#### WORK INSTRUCTIONS:
Reproduce the data exactly.

#### DATASET ROWS:
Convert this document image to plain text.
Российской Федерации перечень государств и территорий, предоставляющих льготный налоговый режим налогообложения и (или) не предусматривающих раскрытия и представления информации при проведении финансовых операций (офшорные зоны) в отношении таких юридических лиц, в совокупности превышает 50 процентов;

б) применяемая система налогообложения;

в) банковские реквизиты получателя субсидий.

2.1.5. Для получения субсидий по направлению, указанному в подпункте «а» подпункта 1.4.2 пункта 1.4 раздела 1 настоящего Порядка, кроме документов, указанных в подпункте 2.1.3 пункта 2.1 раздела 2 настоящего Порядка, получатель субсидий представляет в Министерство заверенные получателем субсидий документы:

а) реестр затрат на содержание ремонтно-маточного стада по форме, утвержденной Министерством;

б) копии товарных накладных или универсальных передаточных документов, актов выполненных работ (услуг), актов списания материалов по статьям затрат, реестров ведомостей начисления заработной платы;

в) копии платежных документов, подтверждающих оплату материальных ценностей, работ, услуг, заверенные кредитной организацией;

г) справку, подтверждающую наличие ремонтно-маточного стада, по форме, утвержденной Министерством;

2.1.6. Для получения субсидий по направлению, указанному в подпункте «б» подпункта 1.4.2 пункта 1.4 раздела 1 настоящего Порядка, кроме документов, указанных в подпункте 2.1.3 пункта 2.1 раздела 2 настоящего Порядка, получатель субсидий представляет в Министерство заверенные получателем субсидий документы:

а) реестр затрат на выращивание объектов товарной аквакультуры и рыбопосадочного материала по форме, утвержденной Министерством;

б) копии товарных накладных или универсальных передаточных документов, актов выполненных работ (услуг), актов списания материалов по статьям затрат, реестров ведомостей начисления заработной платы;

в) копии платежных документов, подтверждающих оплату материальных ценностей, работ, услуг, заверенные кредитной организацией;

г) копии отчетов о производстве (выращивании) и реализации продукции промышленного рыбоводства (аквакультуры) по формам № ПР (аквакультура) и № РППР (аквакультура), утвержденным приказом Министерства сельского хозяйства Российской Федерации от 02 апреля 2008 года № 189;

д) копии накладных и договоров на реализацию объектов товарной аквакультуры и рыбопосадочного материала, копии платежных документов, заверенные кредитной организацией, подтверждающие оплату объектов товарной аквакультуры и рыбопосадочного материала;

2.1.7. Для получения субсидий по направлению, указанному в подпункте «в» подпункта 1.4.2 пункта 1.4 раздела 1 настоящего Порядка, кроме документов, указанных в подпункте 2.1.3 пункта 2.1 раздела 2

#### SOLUTION TO THE EXERCISE:
Convert this document image to plain text.
Российской Федерации перечень государств и территорий, предоставляющих льготный налоговый режим налогообложения и (или) не предусматривающих раскрытия и представления информации при проведении финансовых операций (офшорные зоны) в отношении таких юридических лиц, в совокупности превышает 50 процентов;

б) применяемая система налогообложения;

в) банковские реквизиты получателя субсидий.

2.1.5. Для получения субсидий по направлению, указанному в подпункте «а» подпункта 1.4.2 пункта 1.4 раздела 1 настоящего Порядка, кроме документов, указанных в подпункте 2.1.3 пункта 2.1 раздела 2 настоящего Порядка, получатель субсидий представляет в Министерство заверенные получателем субсидий документы:

а) реестр затрат на содержание ремонтно-маточного стада по форме, утвержденной Министерством;

б) копии товарных накладных или универсальных передаточных документов, актов выполненных работ (услуг), актов списания материалов по статьям затрат, реестров ведомостей начисления заработной платы;

в) копии платежных документов, подтверждающих оплату материальных ценностей, работ, услуг, заверенные кредитной организацией;

г) справку, подтверждающую наличие ремонтно-маточного стада, по форме, утвержденной Министерством;

2.1.6. Для получения субсидий по направлению, указанному в подпункте «б» подпункта 1.4.2 пункта 1.4 раздела 1 настоящего Порядка, кроме документов, указанных в подпункте 2.1.3 пункта 2.1 раздела 2 настоящего Порядка, получатель субсидий представляет в Министерство заверенные получателем субсидий документы:

а) реестр затрат на выращивание объектов товарной аквакультуры и рыбопосадочного материала по форме, утвержденной Министерством;

б) копии товарных накладных или универсальных передаточных документов, актов выполненных работ (услуг), актов списания материалов по статьям затрат, реестров ведомостей начисления заработной платы;

в) копии платежных документов, подтверждающих оплату материальных ценностей, работ, услуг, заверенные кредитной организацией;

г) копии отчетов о производстве (выращивании) и реализации продукции промышленного рыбоводства (аквакультуры) по формам № ПР (аквакультура) и № РППР (аквакультура), утвержденным приказом Министерства сельского хозяйства Российской Федерации от 02 апреля 2008 года № 189;

д) копии накладных и договоров на реализацию объектов товарной аквакультуры и рыбопосадочного материала, копии платежных документов, заверенные кредитной организацией, подтверждающие оплату объектов товарной аквакультуры и рыбопосадочного материала;

2.1.7. Для получения субсидий по направлению, указанному в подпункте «в» подпункта 1.4.2 пункта 1.4 раздела 1 настоящего Порядка, кроме документов, указанных в подпункте 2.1.3 пункта 2.1 раздела 2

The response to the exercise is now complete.